** Start of GIVEN RECORDS **
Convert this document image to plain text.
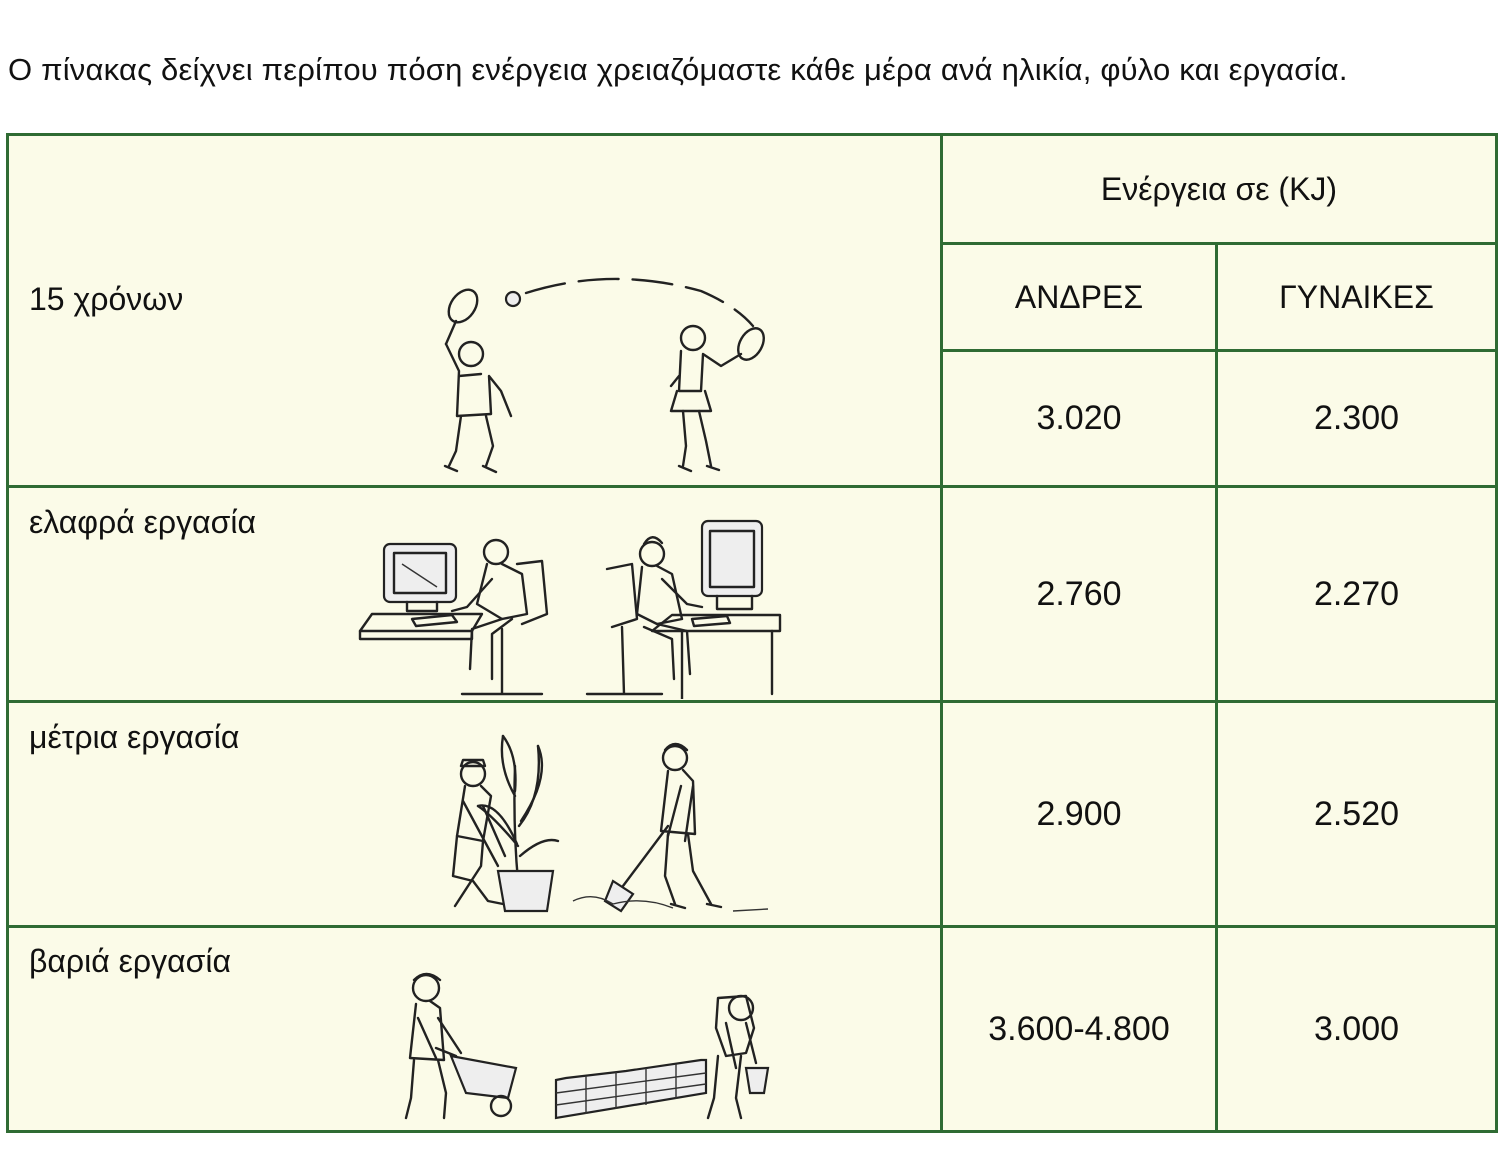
Ο πίνακας δείχνει περίπου πόση ενέργεια χρειαζόμαστε κάθε μέρα ανά ηλικία, φύλο και εργασία.
Ενέργεια σε (KJ)
ΑΝΔΡΕΣ	ΓΥΝΑΙΚΕΣ
15 χρόνων
3.020	2.300
ελαφρά εργασία
2.760	2.270
μέτρια εργασία
2.900	2.520
βαριά εργασία
3.600-4.800	3.000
** End of GIVEN RECORDS **
WHAT TO PRODUCE:
Go through the records and gather the lines that hold "εργασία".

PROBLEM SOLUTION:
Ο πίνακας δείχνει περίπου πόση ενέργεια χρειαζόμαστε κάθε μέρα ανά ηλικία, φύλο και εργασία.
ελαφρά εργασία
μέτρια εργασία
βαριά εργασία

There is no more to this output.